• _REQUEST_
List each line holding the string "маслом".

★ ★ ★

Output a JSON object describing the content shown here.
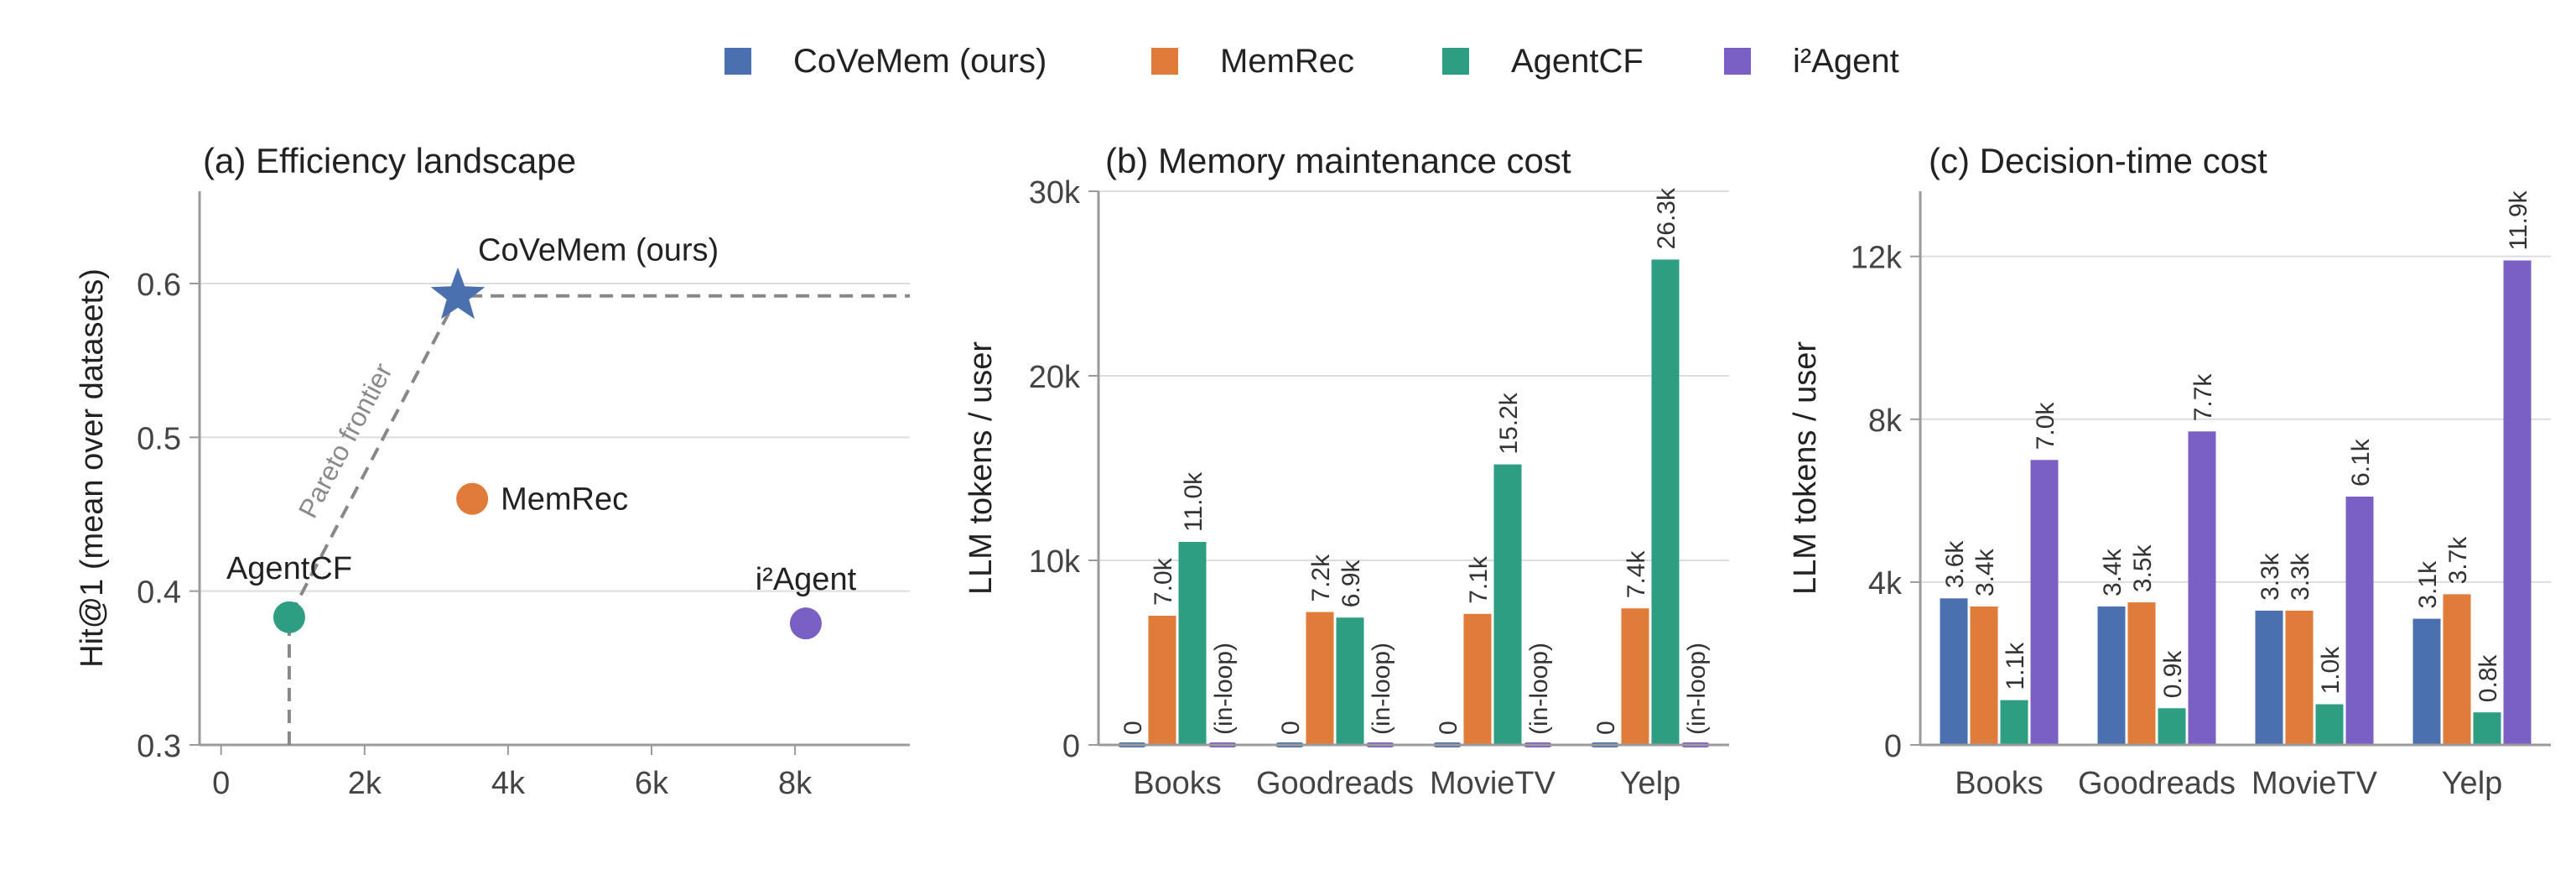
{
  "legend": [
    {
      "name": "CoVeMem (ours)",
      "color": "#4a70b0"
    },
    {
      "name": "MemRec",
      "color": "#e07b39"
    },
    {
      "name": "AgentCF",
      "color": "#2e9e82"
    },
    {
      "name": "i²Agent",
      "color": "#7a5fc4"
    }
  ],
  "chart_data": [
    {
      "id": "a",
      "type": "scatter",
      "title": "(a) Efficiency landscape",
      "xlabel": "",
      "ylabel": "Hit@1 (mean over datasets)",
      "xlim": [
        -300,
        9600
      ],
      "ylim": [
        0.3,
        0.66
      ],
      "xticks": [
        0,
        2000,
        4000,
        6000,
        8000
      ],
      "xtick_labels": [
        "0",
        "2k",
        "4k",
        "6k",
        "8k"
      ],
      "yticks": [
        0.3,
        0.4,
        0.5,
        0.6
      ],
      "ytick_labels": [
        "0.3",
        "0.4",
        "0.5",
        "0.6"
      ],
      "points": [
        {
          "label": "CoVeMem (ours)",
          "x": 3300,
          "y": 0.592,
          "marker": "star",
          "color": "#4a70b0"
        },
        {
          "label": "MemRec",
          "x": 3500,
          "y": 0.46,
          "marker": "circle",
          "color": "#e07b39"
        },
        {
          "label": "AgentCF",
          "x": 950,
          "y": 0.383,
          "marker": "circle",
          "color": "#2e9e82"
        },
        {
          "label": "i²Agent",
          "x": 8150,
          "y": 0.379,
          "marker": "circle",
          "color": "#7a5fc4"
        }
      ],
      "frontier": {
        "label": "Pareto frontier",
        "points": [
          [
            950,
            0.3
          ],
          [
            950,
            0.383
          ],
          [
            3300,
            0.592
          ],
          [
            9600,
            0.592
          ]
        ]
      },
      "grid": "horizontal"
    },
    {
      "id": "b",
      "type": "bar",
      "title": "(b) Memory maintenance cost",
      "xlabel": "",
      "ylabel": "LLM tokens / user",
      "ylim": [
        0,
        30000
      ],
      "yticks": [
        0,
        10000,
        20000,
        30000
      ],
      "ytick_labels": [
        "0",
        "10k",
        "20k",
        "30k"
      ],
      "categories": [
        "Books",
        "Goodreads",
        "MovieTV",
        "Yelp"
      ],
      "series": [
        {
          "name": "CoVeMem (ours)",
          "color": "#4a70b0",
          "values": [
            0,
            0,
            0,
            0
          ],
          "labels": [
            "0",
            "0",
            "0",
            "0"
          ]
        },
        {
          "name": "MemRec",
          "color": "#e07b39",
          "values": [
            7000,
            7200,
            7100,
            7400
          ],
          "labels": [
            "7.0k",
            "7.2k",
            "7.1k",
            "7.4k"
          ]
        },
        {
          "name": "AgentCF",
          "color": "#2e9e82",
          "values": [
            11000,
            6900,
            15200,
            26300
          ],
          "labels": [
            "11.0k",
            "6.9k",
            "15.2k",
            "26.3k"
          ]
        },
        {
          "name": "i²Agent",
          "color": "#7a5fc4",
          "values": [
            0,
            0,
            0,
            0
          ],
          "labels": [
            "(in-loop)",
            "(in-loop)",
            "(in-loop)",
            "(in-loop)"
          ]
        }
      ],
      "grid": "horizontal"
    },
    {
      "id": "c",
      "type": "bar",
      "title": "(c) Decision-time cost",
      "xlabel": "",
      "ylabel": "LLM tokens / user",
      "ylim": [
        0,
        13600
      ],
      "yticks": [
        0,
        4000,
        8000,
        12000
      ],
      "ytick_labels": [
        "0",
        "4k",
        "8k",
        "12k"
      ],
      "categories": [
        "Books",
        "Goodreads",
        "MovieTV",
        "Yelp"
      ],
      "series": [
        {
          "name": "CoVeMem (ours)",
          "color": "#4a70b0",
          "values": [
            3600,
            3400,
            3300,
            3100
          ],
          "labels": [
            "3.6k",
            "3.4k",
            "3.3k",
            "3.1k"
          ]
        },
        {
          "name": "MemRec",
          "color": "#e07b39",
          "values": [
            3400,
            3500,
            3300,
            3700
          ],
          "labels": [
            "3.4k",
            "3.5k",
            "3.3k",
            "3.7k"
          ]
        },
        {
          "name": "AgentCF",
          "color": "#2e9e82",
          "values": [
            1100,
            900,
            1000,
            800
          ],
          "labels": [
            "1.1k",
            "0.9k",
            "1.0k",
            "0.8k"
          ]
        },
        {
          "name": "i²Agent",
          "color": "#7a5fc4",
          "values": [
            7000,
            7700,
            6100,
            11900
          ],
          "labels": [
            "7.0k",
            "7.7k",
            "6.1k",
            "11.9k"
          ]
        }
      ],
      "grid": "horizontal"
    }
  ]
}
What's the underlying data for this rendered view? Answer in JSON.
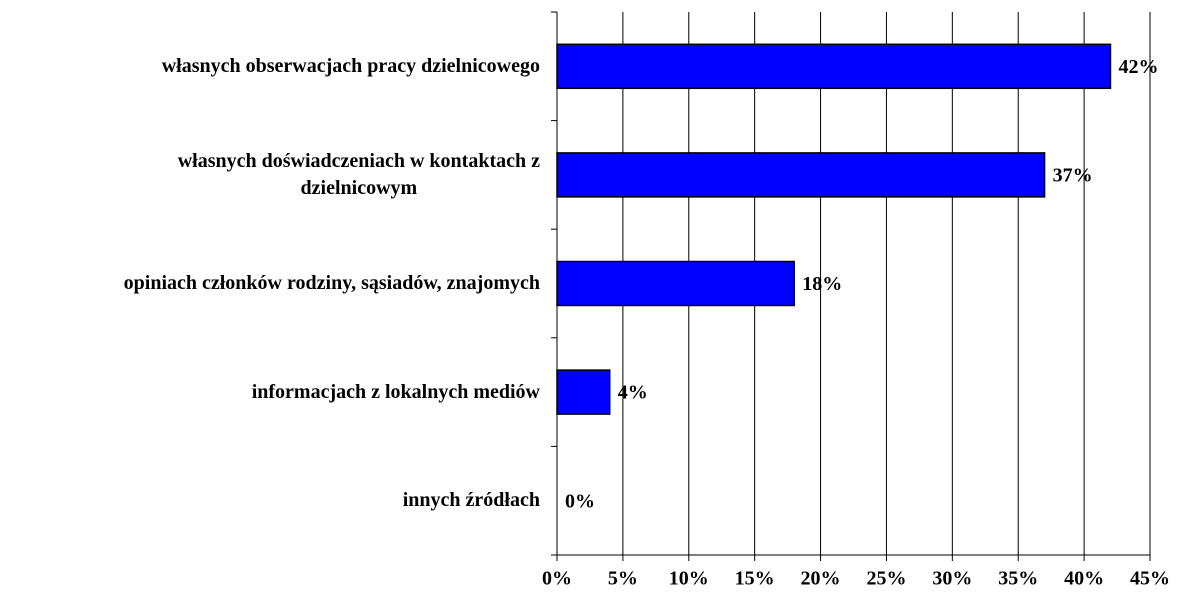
{
  "chart_data": {
    "type": "bar",
    "orientation": "horizontal",
    "categories": [
      "własnych obserwacjach pracy dzielnicowego",
      "własnych doświadczeniach w kontaktach z\ndzielnicowym",
      "opiniach członków rodziny, sąsiadów, znajomych",
      "informacjach z lokalnych mediów",
      "innych źródłach"
    ],
    "values": [
      42,
      37,
      18,
      4,
      0
    ],
    "value_labels": [
      "42%",
      "37%",
      "18%",
      "4%",
      "0%"
    ],
    "color": "#0000ff",
    "xlim": [
      0,
      45
    ],
    "xticks": [
      {
        "value": 0,
        "label": "0%"
      },
      {
        "value": 5,
        "label": "5%"
      },
      {
        "value": 10,
        "label": "10%"
      },
      {
        "value": 15,
        "label": "15%"
      },
      {
        "value": 20,
        "label": "20%"
      },
      {
        "value": 25,
        "label": "25%"
      },
      {
        "value": 30,
        "label": "30%"
      },
      {
        "value": 35,
        "label": "35%"
      },
      {
        "value": 40,
        "label": "40%"
      },
      {
        "value": 45,
        "label": "45%"
      }
    ],
    "grid": true
  }
}
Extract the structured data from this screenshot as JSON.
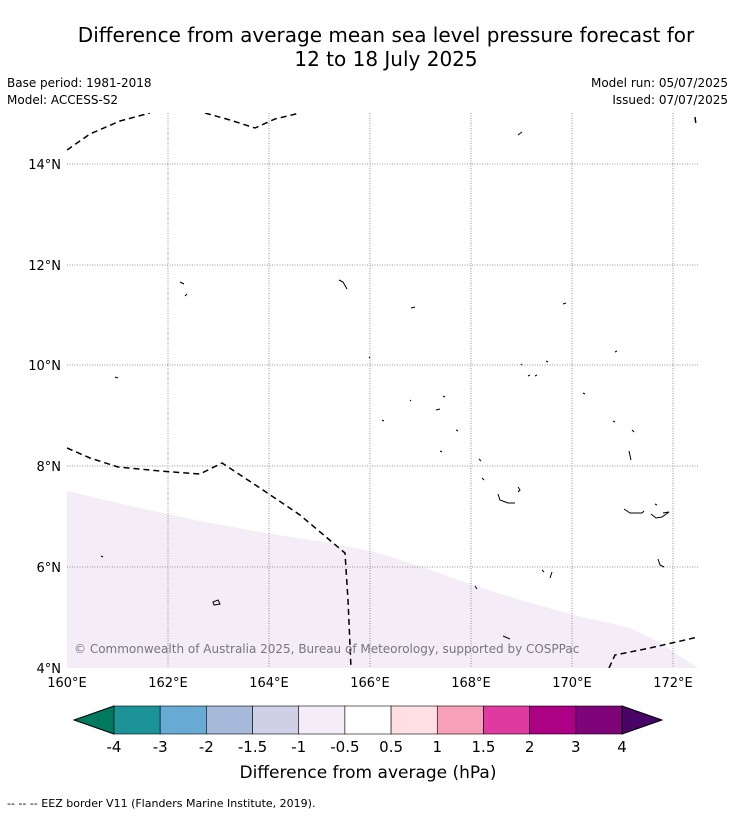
{
  "title": {
    "line1": "Difference from average mean sea level pressure forecast for",
    "line2": "12 to 18 July 2025"
  },
  "meta": {
    "base_period": "Base period: 1981-2018",
    "model": "Model: ACCESS-S2",
    "model_run": "Model run: 05/07/2025",
    "issued": "Issued: 07/07/2025"
  },
  "map": {
    "lon_labels": [
      "160°E",
      "162°E",
      "164°E",
      "166°E",
      "168°E",
      "170°E",
      "172°E"
    ],
    "lat_labels": [
      "14°N",
      "12°N",
      "10°N",
      "8°N",
      "6°N",
      "4°N"
    ],
    "lon_range": [
      160,
      172.5
    ],
    "lat_range": [
      4,
      15
    ],
    "grid": true,
    "shaded_anomaly_class": "-1 to -0.5",
    "copyright": "© Commonwealth of Australia 2025, Bureau of Meteorology, supported by COSPPac"
  },
  "colorbar": {
    "labels": [
      "-4",
      "-3",
      "-2",
      "-1.5",
      "-1",
      "-0.5",
      "0.5",
      "1",
      "1.5",
      "2",
      "3",
      "4"
    ],
    "colors": {
      "below_min": "#007a5e",
      "bins": [
        "#1b9399",
        "#67abd4",
        "#a6b9db",
        "#cfd0e6",
        "#f4ecf6",
        "#ffffff",
        "#ffdfe2",
        "#f89fba",
        "#df3aa0",
        "#ac0085",
        "#7d0479"
      ],
      "above_max": "#480467"
    },
    "title": "Difference from average (hPa)"
  },
  "footer": {
    "legend": "--  --  -- EEZ border V11 (Flanders Marine Institute, 2019)."
  }
}
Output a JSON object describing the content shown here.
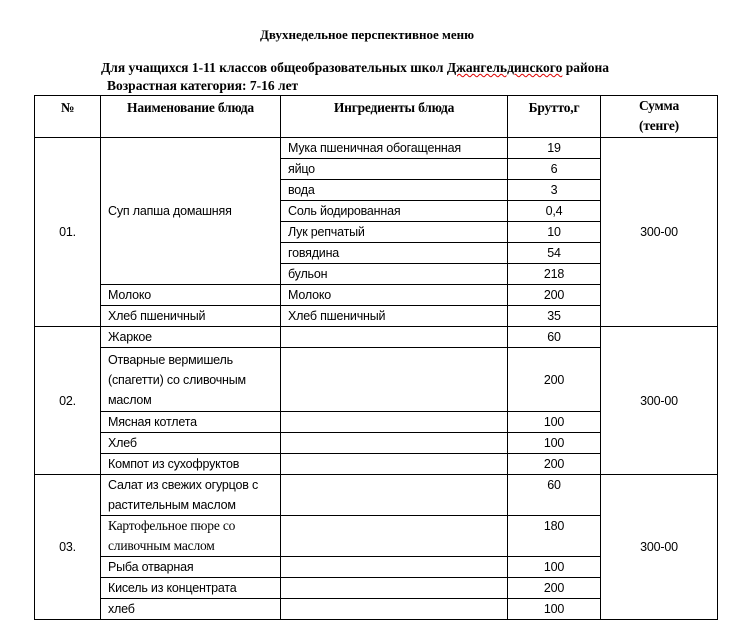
{
  "title": "Двухнедельное перспективное меню",
  "subtitle_prefix": "Для учащихся 1-11 классов общеобразовательных школ ",
  "subtitle_district": "Джангельдинского",
  "subtitle_suffix": " района",
  "age_category": "Возрастная категория: 7-16 лет",
  "headers": [
    "№",
    "Наименование блюда",
    "Ингредиенты блюда",
    "Брутто,г",
    "Сумма (тенге)"
  ],
  "sections": [
    {
      "number": "01.",
      "sum": "300-00",
      "rows": [
        {
          "dish": "Суп лапша домашняя",
          "span": 7,
          "ingredients": [
            {
              "name": "Мука пшеничная обогащенная",
              "brutto": "19"
            },
            {
              "name": "яйцо",
              "brutto": "6"
            },
            {
              "name": "вода",
              "brutto": "3"
            },
            {
              "name": "Соль йодированная",
              "brutto": "0,4"
            },
            {
              "name": "Лук репчатый",
              "brutto": "10"
            },
            {
              "name": "говядина",
              "brutto": "54"
            },
            {
              "name": "бульон",
              "brutto": "218"
            }
          ]
        },
        {
          "dish": "Молоко",
          "ingredients": [
            {
              "name": "Молоко",
              "brutto": "200"
            }
          ]
        },
        {
          "dish": "Хлеб пшеничный",
          "ingredients": [
            {
              "name": "Хлеб пшеничный",
              "brutto": "35"
            }
          ]
        }
      ]
    },
    {
      "number": "02.",
      "sum": "300-00",
      "rows": [
        {
          "dish": "Жаркое",
          "ingredients": [
            {
              "name": "",
              "brutto": "60"
            }
          ]
        },
        {
          "dish": "Отварные вермишель (спагетти)  со сливочным маслом",
          "ingredients": [
            {
              "name": "",
              "brutto": "200"
            }
          ],
          "lines": 3,
          "valign": "middle"
        },
        {
          "dish": "Мясная котлета",
          "ingredients": [
            {
              "name": "",
              "brutto": "100"
            }
          ]
        },
        {
          "dish": "Хлеб",
          "ingredients": [
            {
              "name": "",
              "brutto": "100"
            }
          ]
        },
        {
          "dish": "Компот из сухофруктов",
          "ingredients": [
            {
              "name": "",
              "brutto": "200"
            }
          ]
        }
      ]
    },
    {
      "number": "03.",
      "sum": "300-00",
      "rows": [
        {
          "dish": "Салат из свежих огурцов с растительным маслом",
          "ingredients": [
            {
              "name": "",
              "brutto": "60"
            }
          ],
          "lines": 2
        },
        {
          "dish": "Картофельное пюре со сливочным маслом",
          "ingredients": [
            {
              "name": "",
              "brutto": "180"
            }
          ],
          "lines": 2,
          "serif": true
        },
        {
          "dish": "Рыба отварная",
          "ingredients": [
            {
              "name": "",
              "brutto": "100"
            }
          ]
        },
        {
          "dish": "Кисель из концентрата",
          "ingredients": [
            {
              "name": "",
              "brutto": "200"
            }
          ]
        },
        {
          "dish": "хлеб",
          "ingredients": [
            {
              "name": "",
              "brutto": "100"
            }
          ]
        }
      ]
    }
  ]
}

★ ★ ★

• _REPLY_
          "dish": "Отварные вермишель (спагетти)  со сливочным маслом",
          "dish": "Салат из свежих огурцов с растительным маслом",
          "dish": "Картофельное пюре со сливочным маслом",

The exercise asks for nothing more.